▶ [Problem to work on]: Return the count of lines that mention "text", with no other words.

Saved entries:
○ ○ ○ ○

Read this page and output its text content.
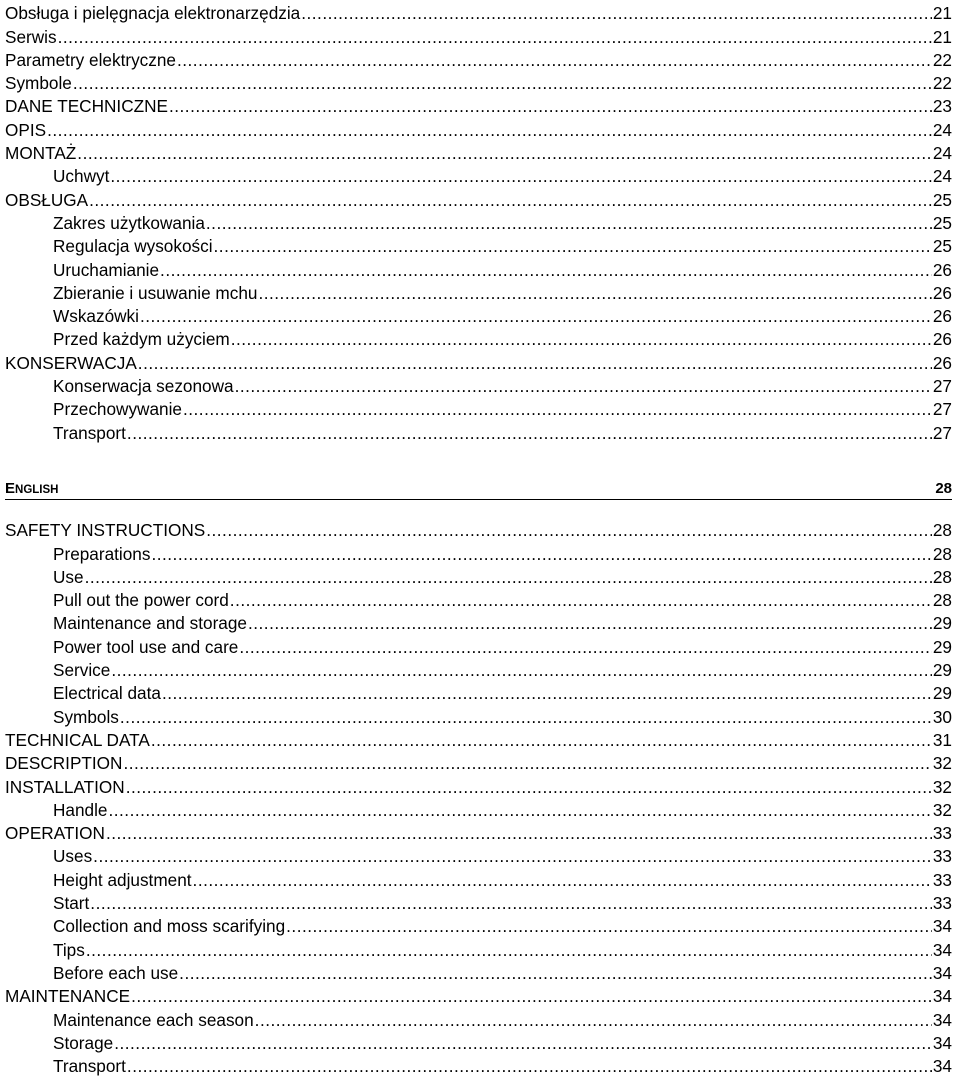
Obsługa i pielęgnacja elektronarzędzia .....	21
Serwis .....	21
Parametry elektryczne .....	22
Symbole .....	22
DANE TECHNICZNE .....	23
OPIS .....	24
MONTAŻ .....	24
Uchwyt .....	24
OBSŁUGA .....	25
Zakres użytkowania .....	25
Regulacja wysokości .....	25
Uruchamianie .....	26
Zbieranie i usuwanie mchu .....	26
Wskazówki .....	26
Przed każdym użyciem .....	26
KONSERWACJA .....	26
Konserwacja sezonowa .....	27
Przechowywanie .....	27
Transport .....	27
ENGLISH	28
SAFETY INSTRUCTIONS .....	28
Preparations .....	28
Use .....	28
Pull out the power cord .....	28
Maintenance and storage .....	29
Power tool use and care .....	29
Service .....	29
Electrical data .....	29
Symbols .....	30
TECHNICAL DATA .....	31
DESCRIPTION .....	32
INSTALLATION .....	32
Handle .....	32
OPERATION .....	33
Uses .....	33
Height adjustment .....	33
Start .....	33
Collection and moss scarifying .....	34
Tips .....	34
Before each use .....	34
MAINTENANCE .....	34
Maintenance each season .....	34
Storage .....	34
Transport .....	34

○ ○ ○ ○

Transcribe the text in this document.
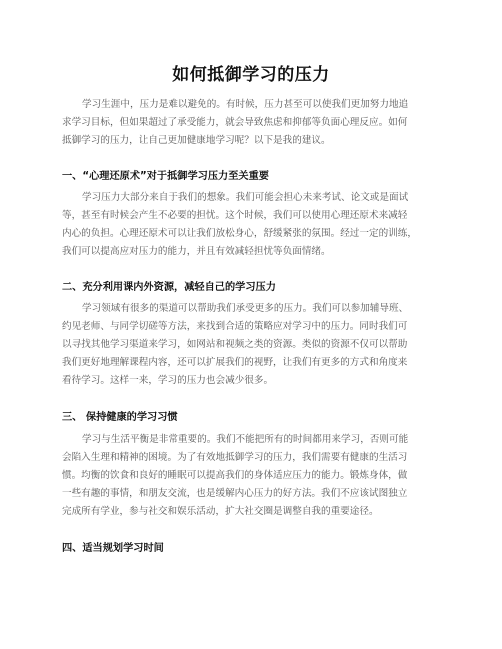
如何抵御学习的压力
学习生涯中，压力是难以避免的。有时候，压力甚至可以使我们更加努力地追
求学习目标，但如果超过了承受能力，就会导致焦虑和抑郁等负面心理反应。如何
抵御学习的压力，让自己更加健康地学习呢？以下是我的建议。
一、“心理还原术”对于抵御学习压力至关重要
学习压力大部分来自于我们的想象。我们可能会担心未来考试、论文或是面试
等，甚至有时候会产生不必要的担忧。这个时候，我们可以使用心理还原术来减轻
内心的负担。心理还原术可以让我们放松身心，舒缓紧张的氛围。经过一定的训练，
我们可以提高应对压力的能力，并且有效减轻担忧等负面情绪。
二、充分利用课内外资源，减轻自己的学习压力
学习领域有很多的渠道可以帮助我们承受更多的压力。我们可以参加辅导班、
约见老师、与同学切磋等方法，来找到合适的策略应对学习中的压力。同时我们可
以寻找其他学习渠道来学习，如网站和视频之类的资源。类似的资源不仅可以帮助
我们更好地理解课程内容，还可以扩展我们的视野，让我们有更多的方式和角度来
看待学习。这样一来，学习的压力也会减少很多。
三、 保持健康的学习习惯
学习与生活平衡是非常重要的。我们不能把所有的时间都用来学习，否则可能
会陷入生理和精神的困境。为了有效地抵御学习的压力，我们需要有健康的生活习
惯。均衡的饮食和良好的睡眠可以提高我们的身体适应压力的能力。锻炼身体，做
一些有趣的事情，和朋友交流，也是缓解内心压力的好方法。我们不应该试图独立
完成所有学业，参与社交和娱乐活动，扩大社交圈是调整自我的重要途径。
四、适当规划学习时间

○ ○ ○ ○

▶ [The answer]: 2